Take every line from the listing below that includes "path" and copy it.
═════ Data shown ═════
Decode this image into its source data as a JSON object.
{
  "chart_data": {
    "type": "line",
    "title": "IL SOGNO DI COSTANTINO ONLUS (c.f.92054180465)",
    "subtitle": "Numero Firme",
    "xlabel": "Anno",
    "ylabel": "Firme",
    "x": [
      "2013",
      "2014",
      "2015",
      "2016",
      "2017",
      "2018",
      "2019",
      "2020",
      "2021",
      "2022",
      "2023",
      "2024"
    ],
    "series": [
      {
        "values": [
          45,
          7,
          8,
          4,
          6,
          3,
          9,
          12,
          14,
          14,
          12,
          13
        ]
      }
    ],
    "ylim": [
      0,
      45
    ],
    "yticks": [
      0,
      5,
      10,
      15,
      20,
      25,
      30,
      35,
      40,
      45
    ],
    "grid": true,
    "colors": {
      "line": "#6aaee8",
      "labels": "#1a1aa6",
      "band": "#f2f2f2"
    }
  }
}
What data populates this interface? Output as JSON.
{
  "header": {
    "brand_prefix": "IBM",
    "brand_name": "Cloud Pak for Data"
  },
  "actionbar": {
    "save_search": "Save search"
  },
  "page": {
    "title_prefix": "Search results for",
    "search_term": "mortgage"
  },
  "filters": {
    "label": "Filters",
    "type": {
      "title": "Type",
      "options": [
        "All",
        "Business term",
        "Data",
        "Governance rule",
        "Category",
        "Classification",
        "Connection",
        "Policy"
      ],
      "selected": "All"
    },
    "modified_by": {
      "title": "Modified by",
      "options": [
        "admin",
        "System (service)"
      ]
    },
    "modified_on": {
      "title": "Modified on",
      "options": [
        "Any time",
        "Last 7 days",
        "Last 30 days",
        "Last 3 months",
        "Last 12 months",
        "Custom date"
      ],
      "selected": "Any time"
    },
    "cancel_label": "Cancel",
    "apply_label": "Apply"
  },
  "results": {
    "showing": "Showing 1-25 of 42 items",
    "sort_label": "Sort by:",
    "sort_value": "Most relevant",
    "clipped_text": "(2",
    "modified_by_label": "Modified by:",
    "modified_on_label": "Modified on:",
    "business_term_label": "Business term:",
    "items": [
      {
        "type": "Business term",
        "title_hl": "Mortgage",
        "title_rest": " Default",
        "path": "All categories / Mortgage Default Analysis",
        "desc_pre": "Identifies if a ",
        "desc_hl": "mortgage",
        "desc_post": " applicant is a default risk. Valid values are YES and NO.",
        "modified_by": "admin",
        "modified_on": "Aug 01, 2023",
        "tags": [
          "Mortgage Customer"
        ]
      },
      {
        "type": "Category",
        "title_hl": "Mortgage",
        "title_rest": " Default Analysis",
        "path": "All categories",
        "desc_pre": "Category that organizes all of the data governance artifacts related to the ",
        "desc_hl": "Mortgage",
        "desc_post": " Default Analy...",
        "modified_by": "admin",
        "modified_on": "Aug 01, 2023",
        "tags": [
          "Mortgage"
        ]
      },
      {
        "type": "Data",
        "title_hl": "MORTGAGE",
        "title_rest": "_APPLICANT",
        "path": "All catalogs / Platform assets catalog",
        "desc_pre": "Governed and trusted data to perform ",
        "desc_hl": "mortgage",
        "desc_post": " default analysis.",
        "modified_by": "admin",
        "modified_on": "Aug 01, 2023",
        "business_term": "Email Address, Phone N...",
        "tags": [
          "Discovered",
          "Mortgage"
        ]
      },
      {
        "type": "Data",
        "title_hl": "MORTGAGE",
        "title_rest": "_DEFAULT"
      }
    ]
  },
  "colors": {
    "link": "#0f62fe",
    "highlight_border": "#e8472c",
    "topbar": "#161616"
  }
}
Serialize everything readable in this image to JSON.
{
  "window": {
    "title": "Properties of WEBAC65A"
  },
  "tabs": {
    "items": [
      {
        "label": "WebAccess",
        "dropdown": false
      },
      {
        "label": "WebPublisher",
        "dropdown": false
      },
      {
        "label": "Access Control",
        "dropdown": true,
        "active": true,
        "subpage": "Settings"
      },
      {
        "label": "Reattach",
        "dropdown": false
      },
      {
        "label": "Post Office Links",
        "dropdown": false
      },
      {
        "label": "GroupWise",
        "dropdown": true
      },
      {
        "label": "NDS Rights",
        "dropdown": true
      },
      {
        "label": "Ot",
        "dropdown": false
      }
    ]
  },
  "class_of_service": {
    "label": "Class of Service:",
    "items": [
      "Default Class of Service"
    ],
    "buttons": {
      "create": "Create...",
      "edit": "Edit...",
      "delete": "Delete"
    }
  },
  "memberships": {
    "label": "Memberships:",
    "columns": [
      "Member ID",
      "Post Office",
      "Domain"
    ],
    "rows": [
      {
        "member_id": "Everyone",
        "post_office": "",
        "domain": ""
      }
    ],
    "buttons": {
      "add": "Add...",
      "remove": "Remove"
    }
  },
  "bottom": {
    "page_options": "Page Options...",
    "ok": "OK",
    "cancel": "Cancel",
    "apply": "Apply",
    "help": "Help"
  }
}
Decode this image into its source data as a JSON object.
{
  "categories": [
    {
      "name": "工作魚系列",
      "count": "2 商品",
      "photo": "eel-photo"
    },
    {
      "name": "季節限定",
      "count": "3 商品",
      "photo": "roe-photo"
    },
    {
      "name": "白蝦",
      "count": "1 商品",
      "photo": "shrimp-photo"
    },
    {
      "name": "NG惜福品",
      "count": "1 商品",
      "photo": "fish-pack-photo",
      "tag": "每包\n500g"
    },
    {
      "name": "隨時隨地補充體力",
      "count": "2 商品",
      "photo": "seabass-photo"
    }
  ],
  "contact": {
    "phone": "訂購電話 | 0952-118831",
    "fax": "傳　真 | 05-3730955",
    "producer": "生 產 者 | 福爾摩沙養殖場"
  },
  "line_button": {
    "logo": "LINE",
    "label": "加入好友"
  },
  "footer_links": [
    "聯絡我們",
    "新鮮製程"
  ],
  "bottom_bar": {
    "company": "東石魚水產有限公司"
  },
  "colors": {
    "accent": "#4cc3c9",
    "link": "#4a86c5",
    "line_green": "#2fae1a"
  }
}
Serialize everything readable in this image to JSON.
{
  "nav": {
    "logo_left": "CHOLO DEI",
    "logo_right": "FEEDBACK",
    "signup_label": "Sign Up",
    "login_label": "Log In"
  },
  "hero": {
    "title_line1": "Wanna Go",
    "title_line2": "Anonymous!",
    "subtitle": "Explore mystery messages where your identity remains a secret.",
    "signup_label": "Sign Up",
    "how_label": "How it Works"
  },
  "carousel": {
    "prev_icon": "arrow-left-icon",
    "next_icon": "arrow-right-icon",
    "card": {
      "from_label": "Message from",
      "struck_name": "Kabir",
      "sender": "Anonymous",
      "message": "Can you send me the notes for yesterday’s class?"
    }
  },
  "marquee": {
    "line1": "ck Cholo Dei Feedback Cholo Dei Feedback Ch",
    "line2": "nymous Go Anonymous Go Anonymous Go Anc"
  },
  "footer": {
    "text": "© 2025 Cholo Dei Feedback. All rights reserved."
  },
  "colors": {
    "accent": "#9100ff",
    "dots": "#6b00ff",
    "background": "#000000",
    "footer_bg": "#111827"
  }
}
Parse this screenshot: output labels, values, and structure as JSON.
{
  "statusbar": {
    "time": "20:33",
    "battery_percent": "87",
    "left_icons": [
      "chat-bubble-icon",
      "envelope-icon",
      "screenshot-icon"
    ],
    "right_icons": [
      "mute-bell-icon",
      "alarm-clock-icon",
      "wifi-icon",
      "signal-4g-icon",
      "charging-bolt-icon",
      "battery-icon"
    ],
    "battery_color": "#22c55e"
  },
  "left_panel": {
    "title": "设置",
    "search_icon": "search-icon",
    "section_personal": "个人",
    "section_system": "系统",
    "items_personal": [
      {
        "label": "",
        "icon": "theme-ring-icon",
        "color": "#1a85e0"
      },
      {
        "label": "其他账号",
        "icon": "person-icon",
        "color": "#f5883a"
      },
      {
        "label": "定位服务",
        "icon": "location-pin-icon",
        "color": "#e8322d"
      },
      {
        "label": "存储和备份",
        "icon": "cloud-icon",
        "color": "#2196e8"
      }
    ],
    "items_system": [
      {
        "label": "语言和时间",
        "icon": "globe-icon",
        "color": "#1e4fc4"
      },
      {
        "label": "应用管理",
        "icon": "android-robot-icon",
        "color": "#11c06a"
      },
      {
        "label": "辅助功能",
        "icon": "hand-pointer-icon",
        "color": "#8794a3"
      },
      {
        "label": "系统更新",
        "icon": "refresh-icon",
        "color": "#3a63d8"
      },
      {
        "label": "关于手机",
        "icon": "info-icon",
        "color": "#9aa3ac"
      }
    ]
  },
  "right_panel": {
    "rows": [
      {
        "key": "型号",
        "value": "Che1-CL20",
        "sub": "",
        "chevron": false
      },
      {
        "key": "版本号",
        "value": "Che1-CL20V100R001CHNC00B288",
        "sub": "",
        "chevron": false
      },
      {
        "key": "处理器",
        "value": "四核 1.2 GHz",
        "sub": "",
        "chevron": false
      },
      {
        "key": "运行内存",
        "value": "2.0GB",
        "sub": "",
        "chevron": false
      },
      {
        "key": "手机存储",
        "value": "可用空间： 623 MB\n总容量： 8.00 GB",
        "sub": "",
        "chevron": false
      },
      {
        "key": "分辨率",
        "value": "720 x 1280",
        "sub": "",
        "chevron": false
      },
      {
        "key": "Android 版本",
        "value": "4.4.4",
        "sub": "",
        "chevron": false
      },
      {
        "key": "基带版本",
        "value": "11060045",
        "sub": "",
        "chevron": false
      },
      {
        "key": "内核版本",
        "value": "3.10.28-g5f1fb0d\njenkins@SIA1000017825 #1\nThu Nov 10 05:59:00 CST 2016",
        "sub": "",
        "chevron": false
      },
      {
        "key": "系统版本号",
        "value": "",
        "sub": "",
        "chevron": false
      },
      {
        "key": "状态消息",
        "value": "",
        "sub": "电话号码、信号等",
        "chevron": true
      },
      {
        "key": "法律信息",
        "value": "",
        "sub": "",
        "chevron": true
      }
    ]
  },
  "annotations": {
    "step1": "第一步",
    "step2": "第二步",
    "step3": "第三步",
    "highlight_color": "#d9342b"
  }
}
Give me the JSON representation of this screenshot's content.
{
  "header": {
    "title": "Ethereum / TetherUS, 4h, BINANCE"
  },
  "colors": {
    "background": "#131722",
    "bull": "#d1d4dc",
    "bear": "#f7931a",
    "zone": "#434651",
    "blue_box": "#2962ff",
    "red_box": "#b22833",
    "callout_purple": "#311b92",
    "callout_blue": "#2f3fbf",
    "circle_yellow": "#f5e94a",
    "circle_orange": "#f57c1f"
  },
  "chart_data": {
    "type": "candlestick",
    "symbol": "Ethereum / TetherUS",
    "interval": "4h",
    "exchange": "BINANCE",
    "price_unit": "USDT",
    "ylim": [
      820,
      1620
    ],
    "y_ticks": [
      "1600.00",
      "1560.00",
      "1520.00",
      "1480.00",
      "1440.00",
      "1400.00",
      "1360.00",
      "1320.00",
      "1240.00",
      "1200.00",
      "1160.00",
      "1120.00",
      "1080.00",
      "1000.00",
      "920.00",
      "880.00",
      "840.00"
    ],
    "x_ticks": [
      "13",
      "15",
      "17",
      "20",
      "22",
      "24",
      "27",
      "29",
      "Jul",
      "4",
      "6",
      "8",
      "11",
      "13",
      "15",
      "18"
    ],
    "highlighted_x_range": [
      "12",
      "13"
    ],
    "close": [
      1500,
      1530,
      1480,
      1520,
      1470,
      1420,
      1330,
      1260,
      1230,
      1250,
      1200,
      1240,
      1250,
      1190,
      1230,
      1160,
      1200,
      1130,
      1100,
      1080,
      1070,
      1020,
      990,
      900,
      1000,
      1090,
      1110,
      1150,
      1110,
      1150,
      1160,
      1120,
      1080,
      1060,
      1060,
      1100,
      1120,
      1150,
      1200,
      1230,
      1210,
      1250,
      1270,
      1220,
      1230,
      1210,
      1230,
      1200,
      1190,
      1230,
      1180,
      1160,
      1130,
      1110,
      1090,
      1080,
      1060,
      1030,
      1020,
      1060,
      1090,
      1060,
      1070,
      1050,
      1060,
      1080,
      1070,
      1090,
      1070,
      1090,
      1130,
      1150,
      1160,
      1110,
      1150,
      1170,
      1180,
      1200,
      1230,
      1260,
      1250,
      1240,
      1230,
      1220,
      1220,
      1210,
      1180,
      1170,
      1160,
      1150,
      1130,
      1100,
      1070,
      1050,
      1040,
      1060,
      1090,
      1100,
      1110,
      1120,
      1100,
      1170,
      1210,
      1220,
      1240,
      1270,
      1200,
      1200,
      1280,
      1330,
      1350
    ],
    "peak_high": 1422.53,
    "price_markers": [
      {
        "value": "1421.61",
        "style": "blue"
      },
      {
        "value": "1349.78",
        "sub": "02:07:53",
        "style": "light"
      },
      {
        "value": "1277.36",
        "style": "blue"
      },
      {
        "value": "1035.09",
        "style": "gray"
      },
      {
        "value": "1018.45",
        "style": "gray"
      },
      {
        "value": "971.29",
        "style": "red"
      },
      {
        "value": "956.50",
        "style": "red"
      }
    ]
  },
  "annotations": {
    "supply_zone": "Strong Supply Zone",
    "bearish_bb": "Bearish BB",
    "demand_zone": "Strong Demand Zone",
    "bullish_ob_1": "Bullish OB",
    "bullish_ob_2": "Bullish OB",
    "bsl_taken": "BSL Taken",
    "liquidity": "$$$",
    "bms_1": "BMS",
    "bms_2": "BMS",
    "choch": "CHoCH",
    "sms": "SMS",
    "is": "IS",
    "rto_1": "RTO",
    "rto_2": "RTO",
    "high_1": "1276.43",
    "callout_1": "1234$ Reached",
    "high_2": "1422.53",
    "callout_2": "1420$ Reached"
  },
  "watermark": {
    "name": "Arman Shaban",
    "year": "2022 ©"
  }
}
═════
• [Exercise answer]
        "path": "All categories / Mortgage Default Analysis",
        "path": "All categories",
        "path": "All catalogs / Platform assets catalog",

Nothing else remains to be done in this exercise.